— start —
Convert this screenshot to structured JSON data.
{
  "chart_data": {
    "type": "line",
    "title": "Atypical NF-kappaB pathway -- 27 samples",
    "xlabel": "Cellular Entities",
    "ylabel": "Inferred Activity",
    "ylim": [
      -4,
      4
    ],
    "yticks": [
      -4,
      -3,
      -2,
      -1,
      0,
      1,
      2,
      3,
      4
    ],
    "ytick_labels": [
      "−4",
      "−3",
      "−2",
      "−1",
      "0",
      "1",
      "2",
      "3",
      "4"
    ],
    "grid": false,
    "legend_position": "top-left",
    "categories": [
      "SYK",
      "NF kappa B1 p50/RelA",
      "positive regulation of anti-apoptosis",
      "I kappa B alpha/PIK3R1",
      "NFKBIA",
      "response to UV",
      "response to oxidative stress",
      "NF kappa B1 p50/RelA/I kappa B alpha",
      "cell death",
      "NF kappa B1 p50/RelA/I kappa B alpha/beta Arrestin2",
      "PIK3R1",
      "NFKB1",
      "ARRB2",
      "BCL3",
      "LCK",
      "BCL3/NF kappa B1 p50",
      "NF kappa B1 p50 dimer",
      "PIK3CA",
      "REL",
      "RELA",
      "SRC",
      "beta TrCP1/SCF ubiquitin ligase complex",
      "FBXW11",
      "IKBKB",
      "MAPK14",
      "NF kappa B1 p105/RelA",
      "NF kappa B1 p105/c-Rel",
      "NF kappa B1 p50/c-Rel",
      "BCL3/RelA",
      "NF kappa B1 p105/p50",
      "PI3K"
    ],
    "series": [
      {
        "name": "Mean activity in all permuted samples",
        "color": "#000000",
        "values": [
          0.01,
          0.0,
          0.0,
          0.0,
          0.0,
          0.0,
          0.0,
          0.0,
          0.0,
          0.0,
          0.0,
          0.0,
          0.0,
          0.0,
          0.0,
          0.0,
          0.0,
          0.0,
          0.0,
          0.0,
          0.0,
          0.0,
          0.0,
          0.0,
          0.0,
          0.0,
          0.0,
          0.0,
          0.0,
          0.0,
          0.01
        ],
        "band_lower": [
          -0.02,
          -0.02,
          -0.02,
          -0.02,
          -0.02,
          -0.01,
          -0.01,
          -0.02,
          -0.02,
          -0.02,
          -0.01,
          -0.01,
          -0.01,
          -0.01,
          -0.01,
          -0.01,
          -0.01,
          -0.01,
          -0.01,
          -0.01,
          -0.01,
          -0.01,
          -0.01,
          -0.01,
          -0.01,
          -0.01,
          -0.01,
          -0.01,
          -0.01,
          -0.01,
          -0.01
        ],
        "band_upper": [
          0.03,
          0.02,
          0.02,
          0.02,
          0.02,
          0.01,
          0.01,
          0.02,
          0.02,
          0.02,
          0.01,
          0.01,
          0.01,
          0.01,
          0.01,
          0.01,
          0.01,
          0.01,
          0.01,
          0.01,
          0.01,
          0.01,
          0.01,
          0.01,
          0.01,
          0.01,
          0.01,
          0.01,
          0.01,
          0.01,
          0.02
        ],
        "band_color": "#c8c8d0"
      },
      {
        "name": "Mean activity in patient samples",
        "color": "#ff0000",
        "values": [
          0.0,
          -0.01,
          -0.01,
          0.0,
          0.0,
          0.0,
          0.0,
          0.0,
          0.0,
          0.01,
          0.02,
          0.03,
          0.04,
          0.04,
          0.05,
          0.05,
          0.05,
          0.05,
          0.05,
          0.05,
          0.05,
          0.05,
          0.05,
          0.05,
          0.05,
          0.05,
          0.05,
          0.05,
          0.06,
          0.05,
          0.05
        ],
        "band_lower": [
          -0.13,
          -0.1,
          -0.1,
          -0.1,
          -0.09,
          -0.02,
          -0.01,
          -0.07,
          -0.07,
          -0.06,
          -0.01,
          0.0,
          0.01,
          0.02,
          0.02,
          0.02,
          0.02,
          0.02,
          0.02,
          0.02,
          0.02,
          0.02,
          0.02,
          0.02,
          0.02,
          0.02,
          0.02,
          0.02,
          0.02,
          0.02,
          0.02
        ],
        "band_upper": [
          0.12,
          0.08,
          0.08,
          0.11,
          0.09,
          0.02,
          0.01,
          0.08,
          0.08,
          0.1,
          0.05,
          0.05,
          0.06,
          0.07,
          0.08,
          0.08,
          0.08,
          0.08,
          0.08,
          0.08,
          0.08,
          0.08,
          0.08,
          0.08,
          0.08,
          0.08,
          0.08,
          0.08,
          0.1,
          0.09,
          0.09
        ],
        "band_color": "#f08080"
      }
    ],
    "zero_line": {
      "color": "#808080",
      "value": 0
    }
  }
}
— end —
PROBLEM TO WORK ON: All records above must be set down exactly, please.

RESPONSE:
Convert this screenshot to structured JSON data.
{
  "chart_data": {
    "type": "line",
    "title": "Atypical NF-kappaB pathway -- 27 samples",
    "xlabel": "Cellular Entities",
    "ylabel": "Inferred Activity",
    "ylim": [
      -4,
      4
    ],
    "yticks": [
      -4,
      -3,
      -2,
      -1,
      0,
      1,
      2,
      3,
      4
    ],
    "ytick_labels": [
      "−4",
      "−3",
      "−2",
      "−1",
      "0",
      "1",
      "2",
      "3",
      "4"
    ],
    "grid": false,
    "legend_position": "top-left",
    "categories": [
      "SYK",
      "NF kappa B1 p50/RelA",
      "positive regulation of anti-apoptosis",
      "I kappa B alpha/PIK3R1",
      "NFKBIA",
      "response to UV",
      "response to oxidative stress",
      "NF kappa B1 p50/RelA/I kappa B alpha",
      "cell death",
      "NF kappa B1 p50/RelA/I kappa B alpha/beta Arrestin2",
      "PIK3R1",
      "NFKB1",
      "ARRB2",
      "BCL3",
      "LCK",
      "BCL3/NF kappa B1 p50",
      "NF kappa B1 p50 dimer",
      "PIK3CA",
      "REL",
      "RELA",
      "SRC",
      "beta TrCP1/SCF ubiquitin ligase complex",
      "FBXW11",
      "IKBKB",
      "MAPK14",
      "NF kappa B1 p105/RelA",
      "NF kappa B1 p105/c-Rel",
      "NF kappa B1 p50/c-Rel",
      "BCL3/RelA",
      "NF kappa B1 p105/p50",
      "PI3K"
    ],
    "series": [
      {
        "name": "Mean activity in all permuted samples",
        "color": "#000000",
        "values": [
          0.01,
          0.0,
          0.0,
          0.0,
          0.0,
          0.0,
          0.0,
          0.0,
          0.0,
          0.0,
          0.0,
          0.0,
          0.0,
          0.0,
          0.0,
          0.0,
          0.0,
          0.0,
          0.0,
          0.0,
          0.0,
          0.0,
          0.0,
          0.0,
          0.0,
          0.0,
          0.0,
          0.0,
          0.0,
          0.0,
          0.01
        ],
        "band_lower": [
          -0.02,
          -0.02,
          -0.02,
          -0.02,
          -0.02,
          -0.01,
          -0.01,
          -0.02,
          -0.02,
          -0.02,
          -0.01,
          -0.01,
          -0.01,
          -0.01,
          -0.01,
          -0.01,
          -0.01,
          -0.01,
          -0.01,
          -0.01,
          -0.01,
          -0.01,
          -0.01,
          -0.01,
          -0.01,
          -0.01,
          -0.01,
          -0.01,
          -0.01,
          -0.01,
          -0.01
        ],
        "band_upper": [
          0.03,
          0.02,
          0.02,
          0.02,
          0.02,
          0.01,
          0.01,
          0.02,
          0.02,
          0.02,
          0.01,
          0.01,
          0.01,
          0.01,
          0.01,
          0.01,
          0.01,
          0.01,
          0.01,
          0.01,
          0.01,
          0.01,
          0.01,
          0.01,
          0.01,
          0.01,
          0.01,
          0.01,
          0.01,
          0.01,
          0.02
        ],
        "band_color": "#c8c8d0"
      },
      {
        "name": "Mean activity in patient samples",
        "color": "#ff0000",
        "values": [
          0.0,
          -0.01,
          -0.01,
          0.0,
          0.0,
          0.0,
          0.0,
          0.0,
          0.0,
          0.01,
          0.02,
          0.03,
          0.04,
          0.04,
          0.05,
          0.05,
          0.05,
          0.05,
          0.05,
          0.05,
          0.05,
          0.05,
          0.05,
          0.05,
          0.05,
          0.05,
          0.05,
          0.05,
          0.06,
          0.05,
          0.05
        ],
        "band_lower": [
          -0.13,
          -0.1,
          -0.1,
          -0.1,
          -0.09,
          -0.02,
          -0.01,
          -0.07,
          -0.07,
          -0.06,
          -0.01,
          0.0,
          0.01,
          0.02,
          0.02,
          0.02,
          0.02,
          0.02,
          0.02,
          0.02,
          0.02,
          0.02,
          0.02,
          0.02,
          0.02,
          0.02,
          0.02,
          0.02,
          0.02,
          0.02,
          0.02
        ],
        "band_upper": [
          0.12,
          0.08,
          0.08,
          0.11,
          0.09,
          0.02,
          0.01,
          0.08,
          0.08,
          0.1,
          0.05,
          0.05,
          0.06,
          0.07,
          0.08,
          0.08,
          0.08,
          0.08,
          0.08,
          0.08,
          0.08,
          0.08,
          0.08,
          0.08,
          0.08,
          0.08,
          0.08,
          0.08,
          0.1,
          0.09,
          0.09
        ],
        "band_color": "#f08080"
      }
    ],
    "zero_line": {
      "color": "#808080",
      "value": 0
    }
  }
}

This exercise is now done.